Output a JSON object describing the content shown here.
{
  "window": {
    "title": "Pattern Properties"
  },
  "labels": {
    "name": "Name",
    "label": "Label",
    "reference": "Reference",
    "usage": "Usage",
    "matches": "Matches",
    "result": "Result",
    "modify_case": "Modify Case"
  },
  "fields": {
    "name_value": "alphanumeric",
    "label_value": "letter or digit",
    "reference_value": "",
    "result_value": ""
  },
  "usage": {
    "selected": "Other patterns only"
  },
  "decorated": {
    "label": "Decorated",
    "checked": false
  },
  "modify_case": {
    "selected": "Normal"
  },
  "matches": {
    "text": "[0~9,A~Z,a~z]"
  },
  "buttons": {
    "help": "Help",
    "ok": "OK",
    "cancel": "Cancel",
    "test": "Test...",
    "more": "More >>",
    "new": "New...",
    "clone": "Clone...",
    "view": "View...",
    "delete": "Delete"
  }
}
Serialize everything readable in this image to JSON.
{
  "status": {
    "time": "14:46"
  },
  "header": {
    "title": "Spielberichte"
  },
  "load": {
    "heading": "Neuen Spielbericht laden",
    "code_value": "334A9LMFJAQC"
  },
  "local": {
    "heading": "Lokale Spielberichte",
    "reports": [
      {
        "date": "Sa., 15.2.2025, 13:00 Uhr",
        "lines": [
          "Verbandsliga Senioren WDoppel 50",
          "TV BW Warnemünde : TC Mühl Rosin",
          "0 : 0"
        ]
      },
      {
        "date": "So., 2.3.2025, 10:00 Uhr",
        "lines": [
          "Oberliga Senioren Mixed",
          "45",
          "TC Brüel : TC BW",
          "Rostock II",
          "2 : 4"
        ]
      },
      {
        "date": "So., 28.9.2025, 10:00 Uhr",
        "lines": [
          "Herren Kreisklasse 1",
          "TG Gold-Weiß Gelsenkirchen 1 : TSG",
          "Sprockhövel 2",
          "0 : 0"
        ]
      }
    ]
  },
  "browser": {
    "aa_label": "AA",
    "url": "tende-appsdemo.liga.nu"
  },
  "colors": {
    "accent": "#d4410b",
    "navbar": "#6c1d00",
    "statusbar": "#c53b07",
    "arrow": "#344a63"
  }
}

| DESCRIPTION OF THE TASK |
Every record above must be duplicated exactly.

| CORRECT RESULT |
Output a JSON object describing the content shown here.
{
  "window": {
    "title": "Pattern Properties"
  },
  "labels": {
    "name": "Name",
    "label": "Label",
    "reference": "Reference",
    "usage": "Usage",
    "matches": "Matches",
    "result": "Result",
    "modify_case": "Modify Case"
  },
  "fields": {
    "name_value": "alphanumeric",
    "label_value": "letter or digit",
    "reference_value": "",
    "result_value": ""
  },
  "usage": {
    "selected": "Other patterns only"
  },
  "decorated": {
    "label": "Decorated",
    "checked": false
  },
  "modify_case": {
    "selected": "Normal"
  },
  "matches": {
    "text": "[0~9,A~Z,a~z]"
  },
  "buttons": {
    "help": "Help",
    "ok": "OK",
    "cancel": "Cancel",
    "test": "Test...",
    "more": "More >>",
    "new": "New...",
    "clone": "Clone...",
    "view": "View...",
    "delete": "Delete"
  }
}
Serialize everything readable in this image to JSON.
{
  "status": {
    "time": "14:46"
  },
  "header": {
    "title": "Spielberichte"
  },
  "load": {
    "heading": "Neuen Spielbericht laden",
    "code_value": "334A9LMFJAQC"
  },
  "local": {
    "heading": "Lokale Spielberichte",
    "reports": [
      {
        "date": "Sa., 15.2.2025, 13:00 Uhr",
        "lines": [
          "Verbandsliga Senioren WDoppel 50",
          "TV BW Warnemünde : TC Mühl Rosin",
          "0 : 0"
        ]
      },
      {
        "date": "So., 2.3.2025, 10:00 Uhr",
        "lines": [
          "Oberliga Senioren Mixed",
          "45",
          "TC Brüel : TC BW",
          "Rostock II",
          "2 : 4"
        ]
      },
      {
        "date": "So., 28.9.2025, 10:00 Uhr",
        "lines": [
          "Herren Kreisklasse 1",
          "TG Gold-Weiß Gelsenkirchen 1 : TSG",
          "Sprockhövel 2",
          "0 : 0"
        ]
      }
    ]
  },
  "browser": {
    "aa_label": "AA",
    "url": "tende-appsdemo.liga.nu"
  },
  "colors": {
    "accent": "#d4410b",
    "navbar": "#6c1d00",
    "statusbar": "#c53b07",
    "arrow": "#344a63"
  }
}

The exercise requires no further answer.